Return all lines with the word "JSON" in them.

────────

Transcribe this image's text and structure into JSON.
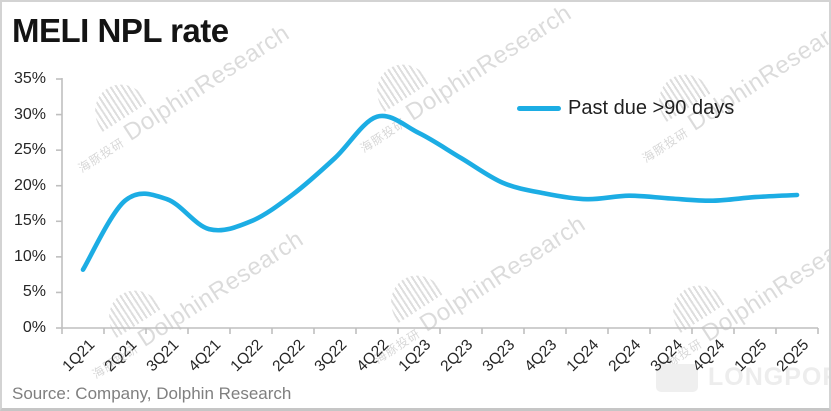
{
  "header": {
    "title": "MELI NPL rate"
  },
  "legend": {
    "label": "Past due >90 days"
  },
  "source_note": "Source: Company, Dolphin Research",
  "watermark": {
    "brand_cn": "海豚投研",
    "brand_en": "DolphinResearch",
    "platform": "LONGPORT"
  },
  "colors": {
    "line": "#1CADE4",
    "axis": "#BFBFBF",
    "tick_text": "#262626",
    "source_text": "#7F7F7F"
  },
  "chart_data": {
    "type": "line",
    "title": "MELI NPL rate",
    "categories": [
      "1Q21",
      "2Q21",
      "3Q21",
      "4Q21",
      "1Q22",
      "2Q22",
      "3Q22",
      "4Q22",
      "1Q23",
      "2Q23",
      "3Q23",
      "4Q23",
      "1Q24",
      "2Q24",
      "3Q24",
      "4Q24",
      "1Q25",
      "2Q25"
    ],
    "series": [
      {
        "name": "Past due >90 days",
        "values": [
          8.2,
          17.9,
          18.1,
          13.9,
          15.0,
          18.8,
          23.9,
          29.7,
          27.4,
          23.9,
          20.4,
          18.9,
          18.1,
          18.6,
          18.2,
          17.9,
          18.4,
          18.7
        ]
      }
    ],
    "ylabel": "",
    "xlabel": "",
    "ylim": [
      0,
      35
    ],
    "y_tick_step": 5,
    "y_tick_labels": [
      "0%",
      "5%",
      "10%",
      "15%",
      "20%",
      "25%",
      "30%",
      "35%"
    ],
    "grid": false,
    "smoothed": true,
    "legend_position": "top-right"
  }
}
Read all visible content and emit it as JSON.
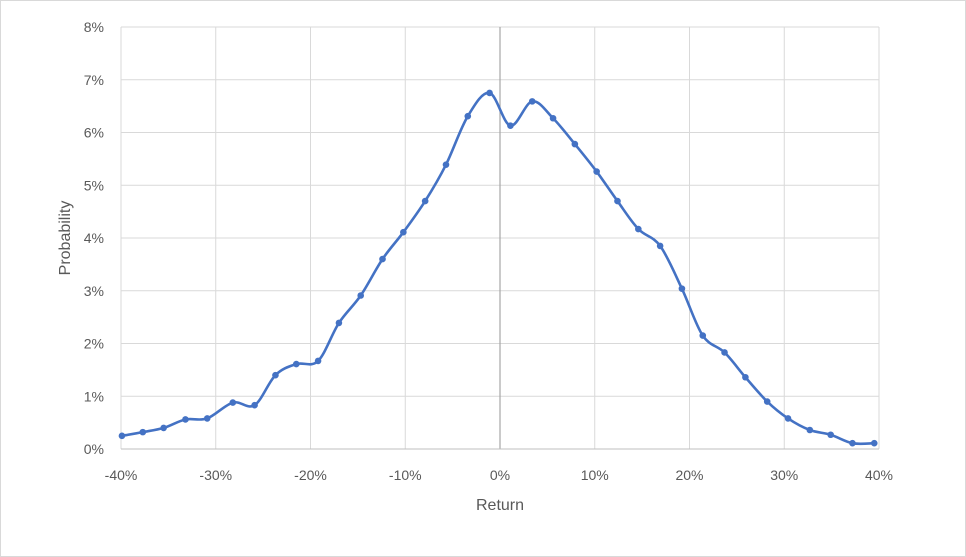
{
  "chart_data": {
    "type": "line",
    "title": "",
    "xlabel": "Return",
    "ylabel": "Probability",
    "xlim": [
      -40,
      40
    ],
    "ylim": [
      0,
      8
    ],
    "x_ticks": [
      -40,
      -30,
      -20,
      -10,
      0,
      10,
      20,
      30,
      40
    ],
    "x_tick_labels": [
      "-40%",
      "-30%",
      "-20%",
      "-10%",
      "0%",
      "10%",
      "20%",
      "30%",
      "40%"
    ],
    "y_ticks": [
      0,
      1,
      2,
      3,
      4,
      5,
      6,
      7,
      8
    ],
    "y_tick_labels": [
      "0%",
      "1%",
      "2%",
      "3%",
      "4%",
      "5%",
      "6%",
      "7%",
      "8%"
    ],
    "grid": true,
    "legend": "none",
    "series": [
      {
        "color": "#4472c4",
        "marker": "circle",
        "smooth": true,
        "x": [
          -39.9,
          -37.7,
          -35.5,
          -33.2,
          -30.9,
          -28.2,
          -25.9,
          -23.7,
          -21.5,
          -19.2,
          -17.0,
          -14.7,
          -12.4,
          -10.2,
          -7.9,
          -5.7,
          -3.4,
          -1.1,
          1.1,
          3.4,
          5.6,
          7.9,
          10.2,
          12.4,
          14.6,
          16.9,
          19.2,
          21.4,
          23.7,
          25.9,
          28.2,
          30.4,
          32.7,
          34.9,
          37.2,
          39.5
        ],
        "y": [
          0.25,
          0.32,
          0.4,
          0.56,
          0.58,
          0.88,
          0.83,
          1.4,
          1.61,
          1.67,
          2.39,
          2.91,
          3.6,
          4.11,
          4.7,
          5.39,
          6.31,
          6.75,
          6.13,
          6.59,
          6.27,
          5.78,
          5.26,
          4.7,
          4.17,
          3.85,
          3.04,
          2.15,
          1.83,
          1.36,
          0.9,
          0.58,
          0.36,
          0.27,
          0.11,
          0.11
        ]
      }
    ]
  }
}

────────

* Result *
Transcribe this image's text and structure into JSON.
Read all visible content and emit it as JSON.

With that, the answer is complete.